Data records
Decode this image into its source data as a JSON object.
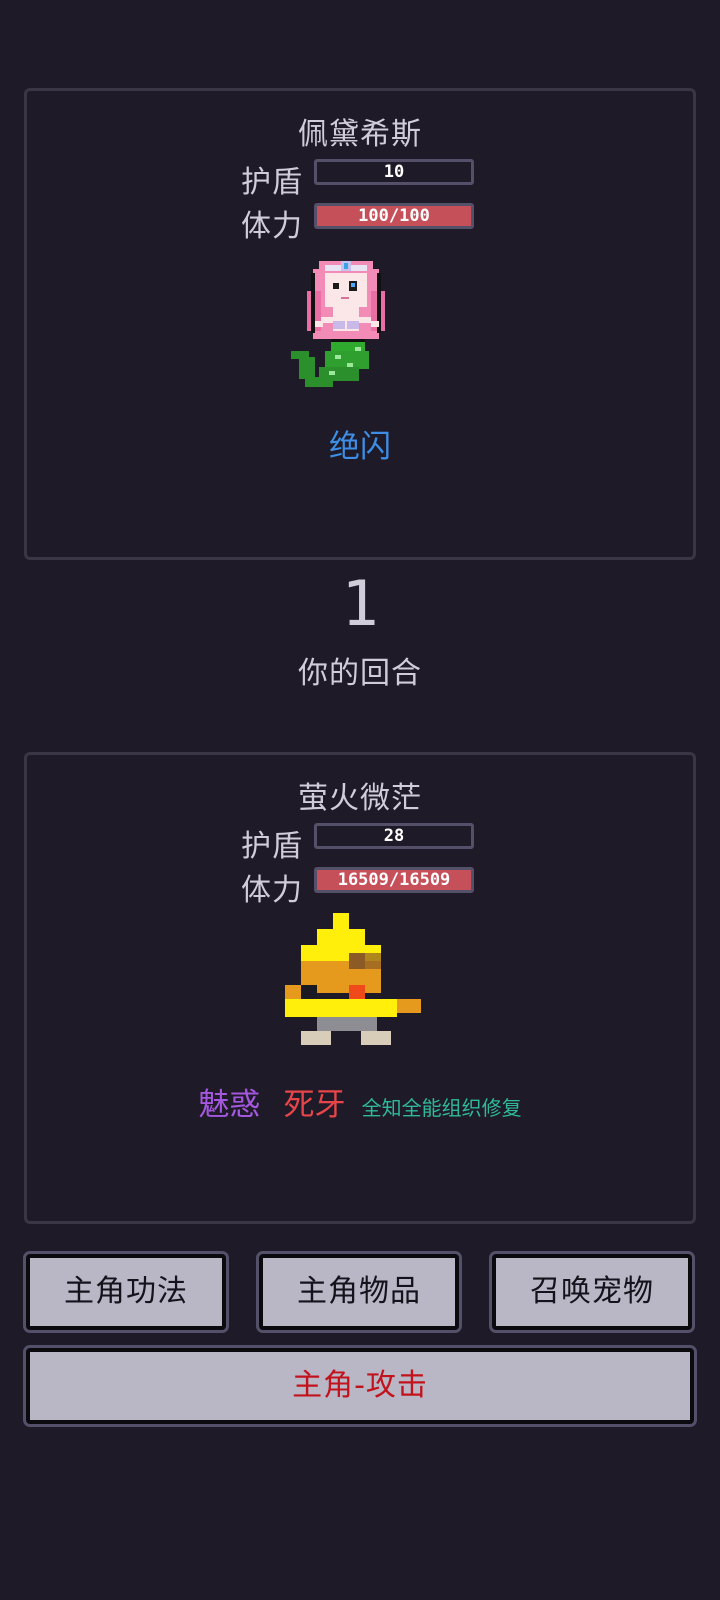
{
  "enemy": {
    "name": "佩黛希斯",
    "shield_label": "护盾",
    "shield_value": "10",
    "hp_label": "体力",
    "hp_value": "100/100",
    "sprite": "pixel-mermaid",
    "skills": [
      {
        "label": "绝闪",
        "color": "#3d8ee6"
      }
    ]
  },
  "turn": {
    "number": "1",
    "label": "你的回合"
  },
  "player": {
    "name": "萤火微茫",
    "shield_label": "护盾",
    "shield_value": "28",
    "hp_label": "体力",
    "hp_value": "16509/16509",
    "sprite": "pixel-yellow-bird",
    "skills": [
      {
        "label": "魅惑",
        "color": "#a657e0"
      },
      {
        "label": "死牙",
        "color": "#e8454a"
      },
      {
        "label": "全知全能组织修复",
        "color": "#2fb89a"
      }
    ]
  },
  "buttons": {
    "skills": "主角功法",
    "items": "主角物品",
    "summon": "召唤宠物",
    "attack": "主角-攻击"
  },
  "colors": {
    "background": "#1e1a27",
    "panel_border": "#3a3646",
    "hp_bar": "#c6505a",
    "button_bg": "#b9b6c6",
    "attack_text": "#c2131d"
  }
}
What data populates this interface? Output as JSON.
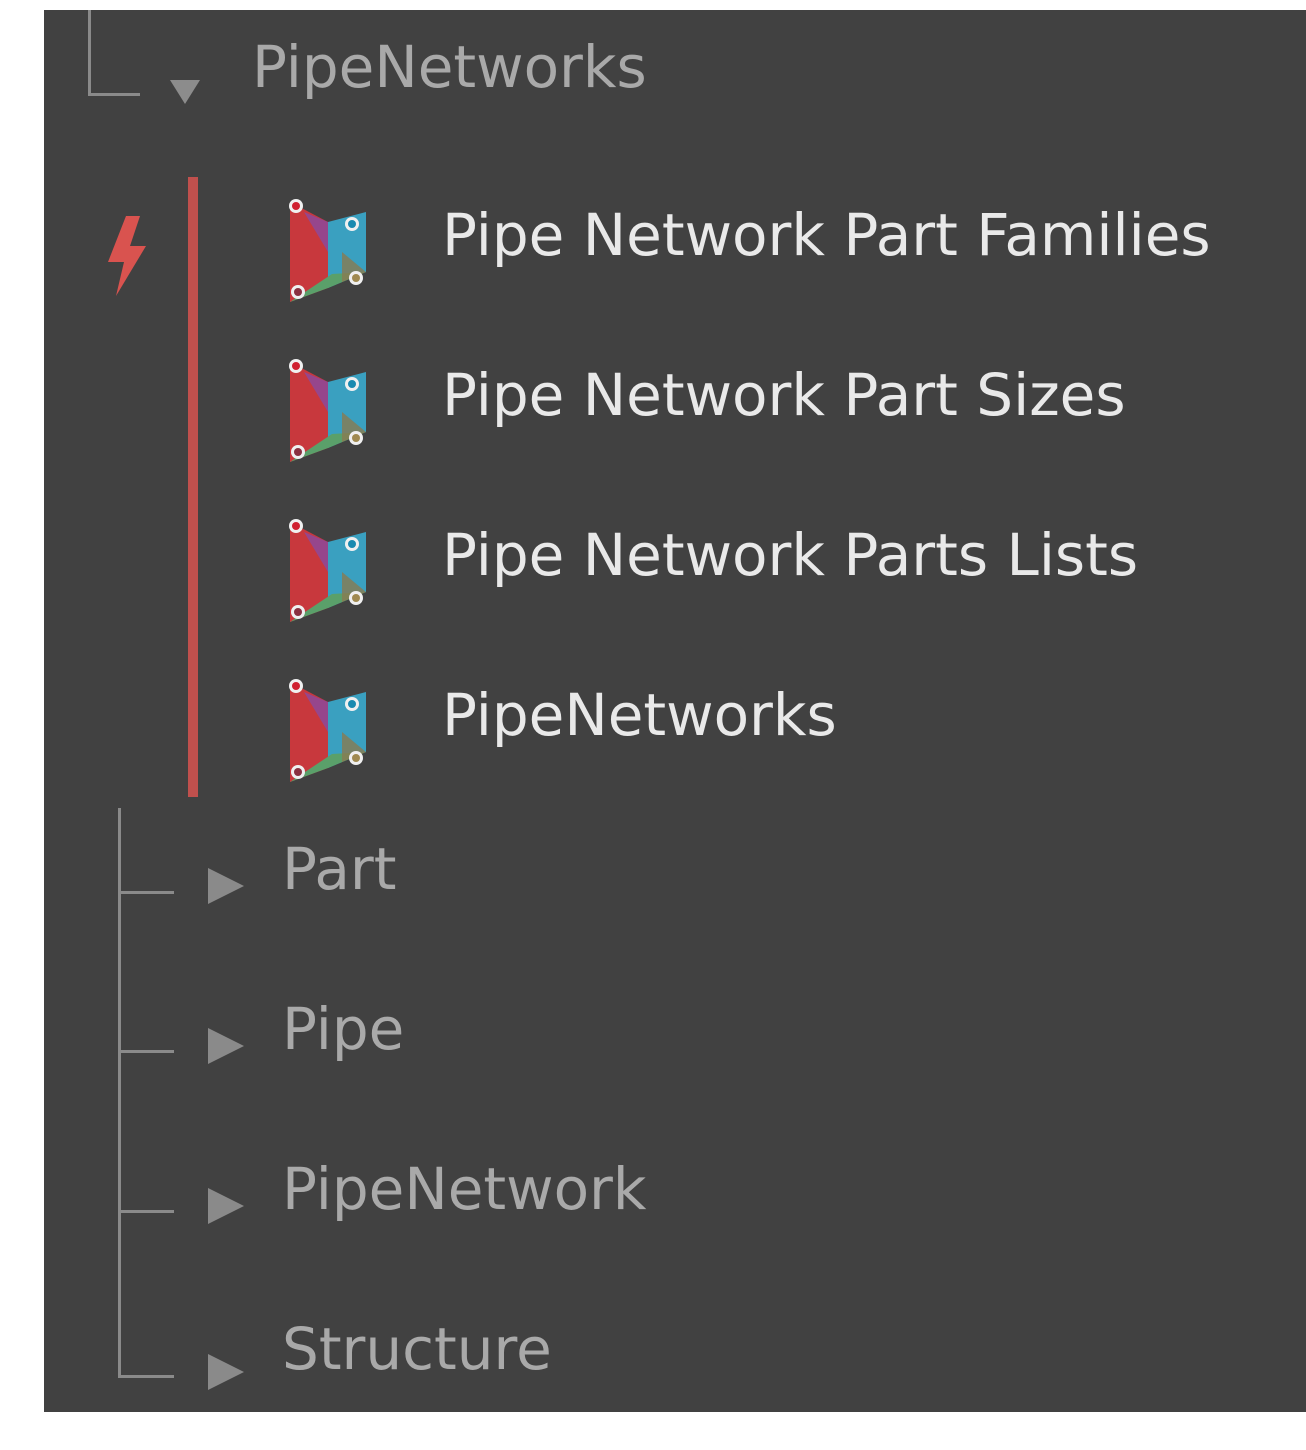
{
  "tree": {
    "parent": {
      "label": "PipeNetworks",
      "expanded": true
    },
    "nodes": [
      {
        "label": "Pipe Network Part Families",
        "icon": "dynamo-node-icon"
      },
      {
        "label": "Pipe Network Part Sizes",
        "icon": "dynamo-node-icon"
      },
      {
        "label": "Pipe Network Parts Lists",
        "icon": "dynamo-node-icon"
      },
      {
        "label": "PipeNetworks",
        "icon": "dynamo-node-icon"
      }
    ],
    "categories": [
      {
        "label": "Part",
        "expanded": false
      },
      {
        "label": "Pipe",
        "expanded": false
      },
      {
        "label": "PipeNetwork",
        "expanded": false
      },
      {
        "label": "Structure",
        "expanded": false
      }
    ],
    "action_icon": "lightning-bolt-icon"
  },
  "colors": {
    "panel_background": "#414141",
    "accent": "#c0504d",
    "category_text": "#a9a9a9",
    "node_text": "#e9e9e9"
  }
}
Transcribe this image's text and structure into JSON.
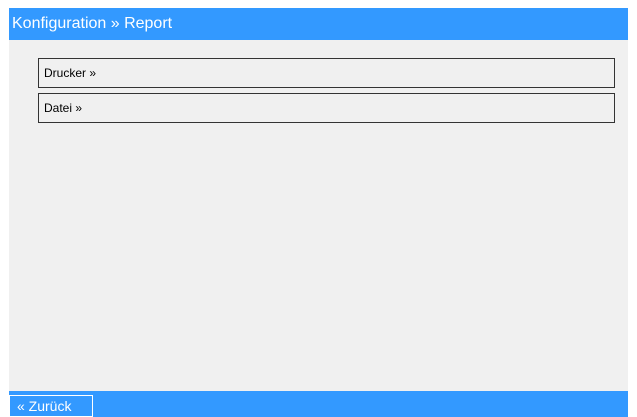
{
  "header": {
    "title": "Konfiguration » Report"
  },
  "menu": {
    "items": [
      {
        "label": "Drucker »"
      },
      {
        "label": "Datei »"
      }
    ]
  },
  "footer": {
    "back_label": "« Zurück"
  },
  "colors": {
    "accent": "#3399ff",
    "background": "#f0f0f0",
    "border": "#333333"
  }
}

_THE REQUEST_: Look through the records and gather every line containing "JSON".

_TASK OUTPUT_:
Decode this image into its source data as a JSON object.
What data populates this interface? Output as JSON.
Transcribe this image's text and structure into JSON.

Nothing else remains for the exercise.